> Written exercise:
Search the entries for the word "JSON" and pull out each line that has it.

> Material to process:
..............................

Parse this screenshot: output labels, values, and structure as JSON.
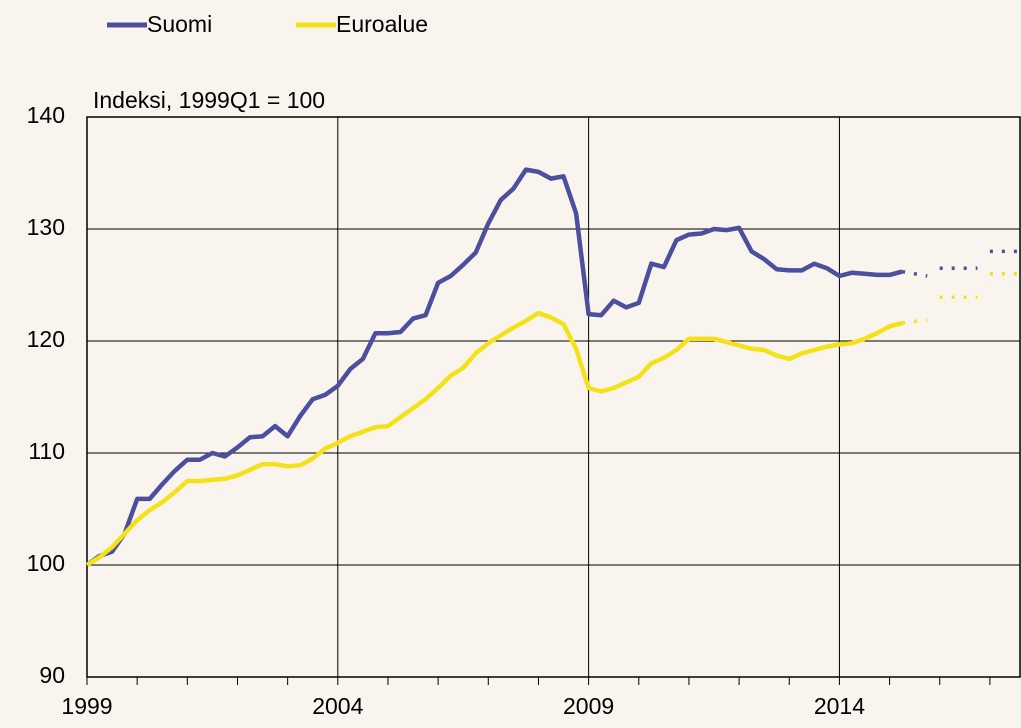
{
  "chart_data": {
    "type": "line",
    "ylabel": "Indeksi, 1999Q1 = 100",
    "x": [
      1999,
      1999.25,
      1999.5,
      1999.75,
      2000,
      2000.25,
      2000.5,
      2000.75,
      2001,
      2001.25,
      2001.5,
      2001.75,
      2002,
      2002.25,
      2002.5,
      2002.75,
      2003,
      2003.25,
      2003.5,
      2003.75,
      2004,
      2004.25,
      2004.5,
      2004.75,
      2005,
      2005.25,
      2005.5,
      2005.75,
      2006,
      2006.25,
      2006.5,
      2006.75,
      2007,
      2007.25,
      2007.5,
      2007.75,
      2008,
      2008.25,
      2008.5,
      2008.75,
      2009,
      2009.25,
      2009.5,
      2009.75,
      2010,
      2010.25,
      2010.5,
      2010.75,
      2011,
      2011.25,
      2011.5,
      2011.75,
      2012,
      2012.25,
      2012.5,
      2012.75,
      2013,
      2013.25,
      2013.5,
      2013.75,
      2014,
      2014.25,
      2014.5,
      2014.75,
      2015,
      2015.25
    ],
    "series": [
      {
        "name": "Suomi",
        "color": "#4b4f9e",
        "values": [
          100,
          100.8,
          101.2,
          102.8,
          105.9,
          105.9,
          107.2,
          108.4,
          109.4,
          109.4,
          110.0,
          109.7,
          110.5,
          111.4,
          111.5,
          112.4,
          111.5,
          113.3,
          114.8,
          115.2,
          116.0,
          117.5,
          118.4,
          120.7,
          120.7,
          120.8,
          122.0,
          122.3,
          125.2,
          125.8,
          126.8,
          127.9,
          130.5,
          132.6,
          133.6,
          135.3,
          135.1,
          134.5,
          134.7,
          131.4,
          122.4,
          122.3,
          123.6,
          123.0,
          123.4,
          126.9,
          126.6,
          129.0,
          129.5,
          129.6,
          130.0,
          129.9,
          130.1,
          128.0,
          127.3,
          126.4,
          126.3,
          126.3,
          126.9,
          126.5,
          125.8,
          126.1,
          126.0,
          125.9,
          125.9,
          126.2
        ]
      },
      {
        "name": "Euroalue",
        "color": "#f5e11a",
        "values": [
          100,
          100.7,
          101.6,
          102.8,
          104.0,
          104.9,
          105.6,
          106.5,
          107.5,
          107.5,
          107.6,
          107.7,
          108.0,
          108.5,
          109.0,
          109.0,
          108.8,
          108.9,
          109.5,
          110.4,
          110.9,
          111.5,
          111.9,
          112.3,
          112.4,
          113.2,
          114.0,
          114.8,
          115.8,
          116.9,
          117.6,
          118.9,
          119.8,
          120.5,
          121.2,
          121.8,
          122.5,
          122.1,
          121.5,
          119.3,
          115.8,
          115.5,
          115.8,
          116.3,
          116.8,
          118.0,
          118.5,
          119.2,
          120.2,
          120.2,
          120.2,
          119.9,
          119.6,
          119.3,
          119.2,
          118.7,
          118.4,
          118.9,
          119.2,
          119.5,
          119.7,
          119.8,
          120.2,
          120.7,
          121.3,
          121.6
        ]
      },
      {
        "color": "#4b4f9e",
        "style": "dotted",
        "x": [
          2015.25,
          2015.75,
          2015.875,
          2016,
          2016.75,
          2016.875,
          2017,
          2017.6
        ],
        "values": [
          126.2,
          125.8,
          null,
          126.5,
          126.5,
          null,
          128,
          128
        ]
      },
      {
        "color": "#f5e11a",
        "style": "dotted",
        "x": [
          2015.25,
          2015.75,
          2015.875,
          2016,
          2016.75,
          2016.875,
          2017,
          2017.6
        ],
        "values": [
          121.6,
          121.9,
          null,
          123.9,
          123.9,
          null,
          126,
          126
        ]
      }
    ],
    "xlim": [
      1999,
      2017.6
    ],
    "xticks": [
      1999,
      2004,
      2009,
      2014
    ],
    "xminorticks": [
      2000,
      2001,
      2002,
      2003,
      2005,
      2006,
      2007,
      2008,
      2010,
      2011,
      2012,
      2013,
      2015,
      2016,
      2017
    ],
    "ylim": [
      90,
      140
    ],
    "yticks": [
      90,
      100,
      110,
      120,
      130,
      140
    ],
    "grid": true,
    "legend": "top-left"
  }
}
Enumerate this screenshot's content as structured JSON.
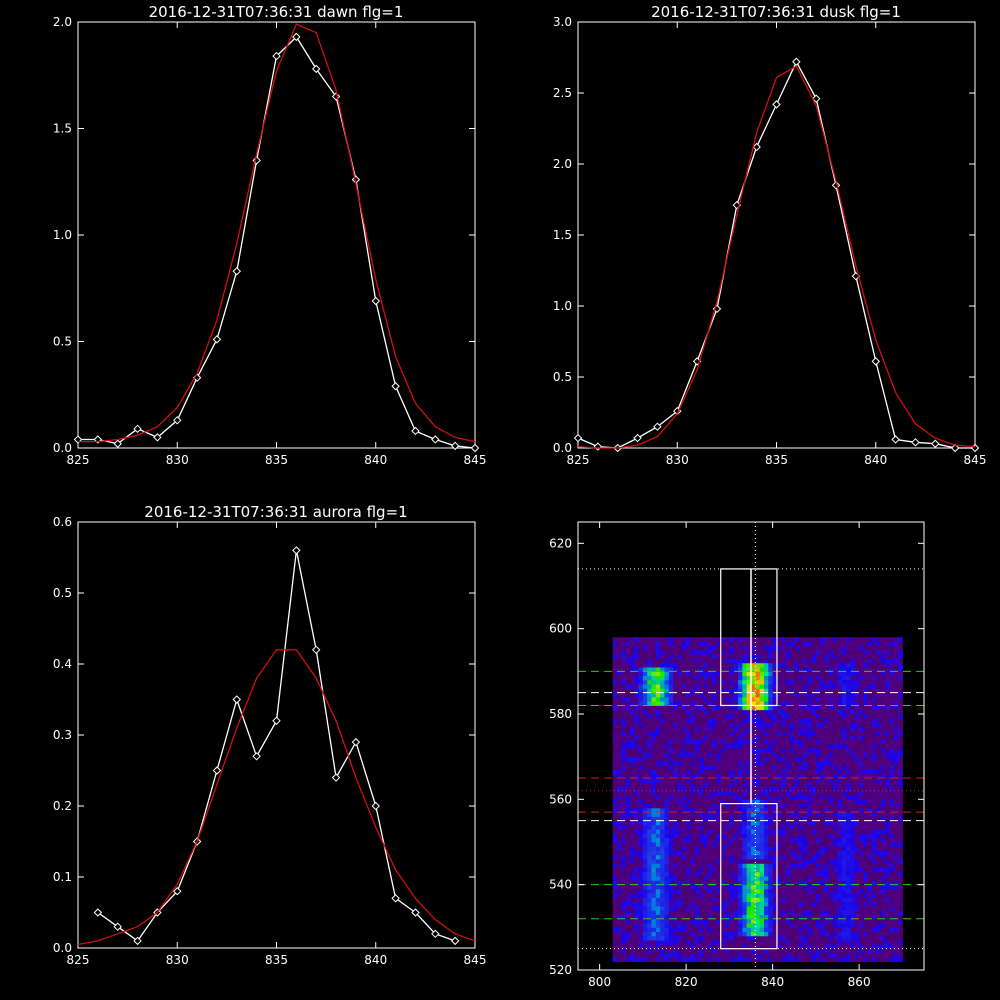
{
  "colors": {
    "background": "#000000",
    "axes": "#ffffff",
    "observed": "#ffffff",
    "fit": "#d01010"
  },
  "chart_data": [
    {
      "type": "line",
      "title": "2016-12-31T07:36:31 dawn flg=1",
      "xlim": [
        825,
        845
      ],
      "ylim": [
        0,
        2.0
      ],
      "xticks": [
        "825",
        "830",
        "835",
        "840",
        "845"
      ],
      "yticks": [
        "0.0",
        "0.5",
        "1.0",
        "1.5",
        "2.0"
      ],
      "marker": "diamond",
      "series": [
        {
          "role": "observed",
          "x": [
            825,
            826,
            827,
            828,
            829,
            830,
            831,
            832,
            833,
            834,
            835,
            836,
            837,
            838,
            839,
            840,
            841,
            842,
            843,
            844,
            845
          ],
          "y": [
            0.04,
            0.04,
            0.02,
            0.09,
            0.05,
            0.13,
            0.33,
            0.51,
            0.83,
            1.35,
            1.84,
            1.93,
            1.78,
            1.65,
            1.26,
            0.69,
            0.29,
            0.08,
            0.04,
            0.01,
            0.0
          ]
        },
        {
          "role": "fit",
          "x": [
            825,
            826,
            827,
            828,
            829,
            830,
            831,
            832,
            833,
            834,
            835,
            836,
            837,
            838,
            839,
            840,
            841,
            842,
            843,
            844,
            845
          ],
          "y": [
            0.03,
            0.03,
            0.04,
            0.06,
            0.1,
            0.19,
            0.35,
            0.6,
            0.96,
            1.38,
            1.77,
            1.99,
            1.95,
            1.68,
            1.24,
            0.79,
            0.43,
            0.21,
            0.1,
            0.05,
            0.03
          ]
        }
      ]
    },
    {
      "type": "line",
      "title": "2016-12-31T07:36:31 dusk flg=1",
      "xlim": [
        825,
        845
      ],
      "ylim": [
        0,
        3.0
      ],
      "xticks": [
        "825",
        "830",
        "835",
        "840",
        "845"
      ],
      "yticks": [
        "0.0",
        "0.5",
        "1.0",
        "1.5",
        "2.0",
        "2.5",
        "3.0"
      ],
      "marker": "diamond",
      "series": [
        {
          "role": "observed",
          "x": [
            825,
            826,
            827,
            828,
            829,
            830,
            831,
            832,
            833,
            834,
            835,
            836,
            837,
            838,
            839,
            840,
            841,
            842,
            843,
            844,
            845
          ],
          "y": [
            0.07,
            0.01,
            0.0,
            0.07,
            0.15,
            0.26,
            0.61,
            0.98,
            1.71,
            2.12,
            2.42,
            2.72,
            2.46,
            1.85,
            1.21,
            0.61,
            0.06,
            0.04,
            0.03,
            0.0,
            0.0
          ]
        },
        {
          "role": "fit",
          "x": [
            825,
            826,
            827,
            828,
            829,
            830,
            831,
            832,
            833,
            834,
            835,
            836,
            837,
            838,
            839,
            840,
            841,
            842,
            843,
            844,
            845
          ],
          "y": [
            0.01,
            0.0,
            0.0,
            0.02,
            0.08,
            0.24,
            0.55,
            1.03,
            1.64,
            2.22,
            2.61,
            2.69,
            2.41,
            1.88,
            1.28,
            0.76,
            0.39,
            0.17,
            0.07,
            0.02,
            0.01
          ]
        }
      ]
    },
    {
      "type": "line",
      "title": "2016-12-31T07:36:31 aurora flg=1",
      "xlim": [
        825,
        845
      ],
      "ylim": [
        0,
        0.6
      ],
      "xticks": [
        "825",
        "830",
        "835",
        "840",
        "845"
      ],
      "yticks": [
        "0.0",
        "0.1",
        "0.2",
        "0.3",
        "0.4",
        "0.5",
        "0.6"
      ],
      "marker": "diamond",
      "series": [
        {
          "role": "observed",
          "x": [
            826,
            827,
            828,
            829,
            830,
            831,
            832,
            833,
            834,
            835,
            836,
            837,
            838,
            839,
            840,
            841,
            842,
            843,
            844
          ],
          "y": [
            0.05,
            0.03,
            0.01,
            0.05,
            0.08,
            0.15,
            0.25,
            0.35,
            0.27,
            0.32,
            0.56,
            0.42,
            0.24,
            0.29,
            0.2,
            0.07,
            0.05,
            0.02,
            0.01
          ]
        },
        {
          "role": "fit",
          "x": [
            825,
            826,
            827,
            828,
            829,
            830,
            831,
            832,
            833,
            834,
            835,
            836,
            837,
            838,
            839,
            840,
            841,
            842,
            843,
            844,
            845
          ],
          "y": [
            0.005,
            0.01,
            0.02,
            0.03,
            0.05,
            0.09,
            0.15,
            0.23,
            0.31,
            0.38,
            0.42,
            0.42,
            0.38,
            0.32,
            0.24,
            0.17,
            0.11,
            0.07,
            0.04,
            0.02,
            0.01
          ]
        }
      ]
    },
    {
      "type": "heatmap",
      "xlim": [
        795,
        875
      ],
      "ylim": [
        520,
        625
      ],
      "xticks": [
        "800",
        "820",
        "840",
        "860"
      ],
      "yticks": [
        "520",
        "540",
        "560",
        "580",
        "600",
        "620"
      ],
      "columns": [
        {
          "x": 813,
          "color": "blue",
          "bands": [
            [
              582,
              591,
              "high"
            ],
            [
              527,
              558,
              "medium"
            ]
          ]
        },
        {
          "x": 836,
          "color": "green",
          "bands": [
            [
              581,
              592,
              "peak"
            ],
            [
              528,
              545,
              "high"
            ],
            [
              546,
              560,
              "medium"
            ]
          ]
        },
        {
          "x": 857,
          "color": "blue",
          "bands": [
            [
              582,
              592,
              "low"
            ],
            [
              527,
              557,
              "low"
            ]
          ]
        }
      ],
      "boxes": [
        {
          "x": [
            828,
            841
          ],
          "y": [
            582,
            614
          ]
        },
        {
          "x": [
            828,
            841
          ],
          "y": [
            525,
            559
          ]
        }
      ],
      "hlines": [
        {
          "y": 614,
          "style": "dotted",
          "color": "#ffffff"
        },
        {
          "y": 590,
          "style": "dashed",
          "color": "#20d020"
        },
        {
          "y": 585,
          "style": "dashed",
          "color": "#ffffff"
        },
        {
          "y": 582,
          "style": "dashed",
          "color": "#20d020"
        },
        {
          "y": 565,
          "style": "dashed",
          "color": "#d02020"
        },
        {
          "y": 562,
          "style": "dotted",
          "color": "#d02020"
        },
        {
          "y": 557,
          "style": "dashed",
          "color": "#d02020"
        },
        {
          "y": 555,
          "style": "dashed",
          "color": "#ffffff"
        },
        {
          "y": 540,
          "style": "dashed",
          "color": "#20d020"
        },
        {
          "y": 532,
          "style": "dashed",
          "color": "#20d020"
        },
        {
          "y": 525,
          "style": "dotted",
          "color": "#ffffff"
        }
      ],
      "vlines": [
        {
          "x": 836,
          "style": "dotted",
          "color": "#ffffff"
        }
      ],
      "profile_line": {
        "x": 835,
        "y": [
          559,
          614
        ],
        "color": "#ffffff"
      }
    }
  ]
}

..............................

> Problem solution:
Parse this screenshot: output labels, values, and structure as JSON.
Enumerate this screenshot's content as structured JSON.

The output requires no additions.